Figure collection entries:
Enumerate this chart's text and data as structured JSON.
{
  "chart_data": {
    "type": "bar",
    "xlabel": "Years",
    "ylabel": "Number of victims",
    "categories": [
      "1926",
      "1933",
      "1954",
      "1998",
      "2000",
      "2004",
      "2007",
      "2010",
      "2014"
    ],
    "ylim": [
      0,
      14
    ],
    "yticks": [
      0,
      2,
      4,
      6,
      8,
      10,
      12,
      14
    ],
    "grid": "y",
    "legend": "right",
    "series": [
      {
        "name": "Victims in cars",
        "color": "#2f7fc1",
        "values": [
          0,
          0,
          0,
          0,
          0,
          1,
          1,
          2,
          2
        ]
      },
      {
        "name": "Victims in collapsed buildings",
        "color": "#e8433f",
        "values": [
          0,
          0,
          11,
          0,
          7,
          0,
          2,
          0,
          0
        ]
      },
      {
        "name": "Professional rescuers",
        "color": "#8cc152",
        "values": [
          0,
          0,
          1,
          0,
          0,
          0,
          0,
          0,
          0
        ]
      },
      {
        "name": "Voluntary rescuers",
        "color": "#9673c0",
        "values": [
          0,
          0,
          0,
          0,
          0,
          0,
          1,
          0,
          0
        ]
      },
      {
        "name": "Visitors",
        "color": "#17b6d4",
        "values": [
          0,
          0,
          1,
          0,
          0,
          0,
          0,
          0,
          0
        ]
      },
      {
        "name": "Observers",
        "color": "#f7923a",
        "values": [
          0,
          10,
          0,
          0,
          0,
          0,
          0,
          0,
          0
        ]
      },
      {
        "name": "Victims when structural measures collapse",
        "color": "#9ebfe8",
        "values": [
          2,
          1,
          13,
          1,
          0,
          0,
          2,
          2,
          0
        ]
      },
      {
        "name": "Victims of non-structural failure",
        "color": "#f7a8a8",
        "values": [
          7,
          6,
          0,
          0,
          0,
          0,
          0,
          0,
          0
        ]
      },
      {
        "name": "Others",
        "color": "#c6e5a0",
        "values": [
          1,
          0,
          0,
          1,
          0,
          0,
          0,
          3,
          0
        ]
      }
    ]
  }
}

— SET PROBLEM —
Keep only the lines that hold the string "rescuers", and copy them out.

— ANSWER TO THIS PROBLEM —
        "name": "Professional rescuers",
        "name": "Voluntary rescuers",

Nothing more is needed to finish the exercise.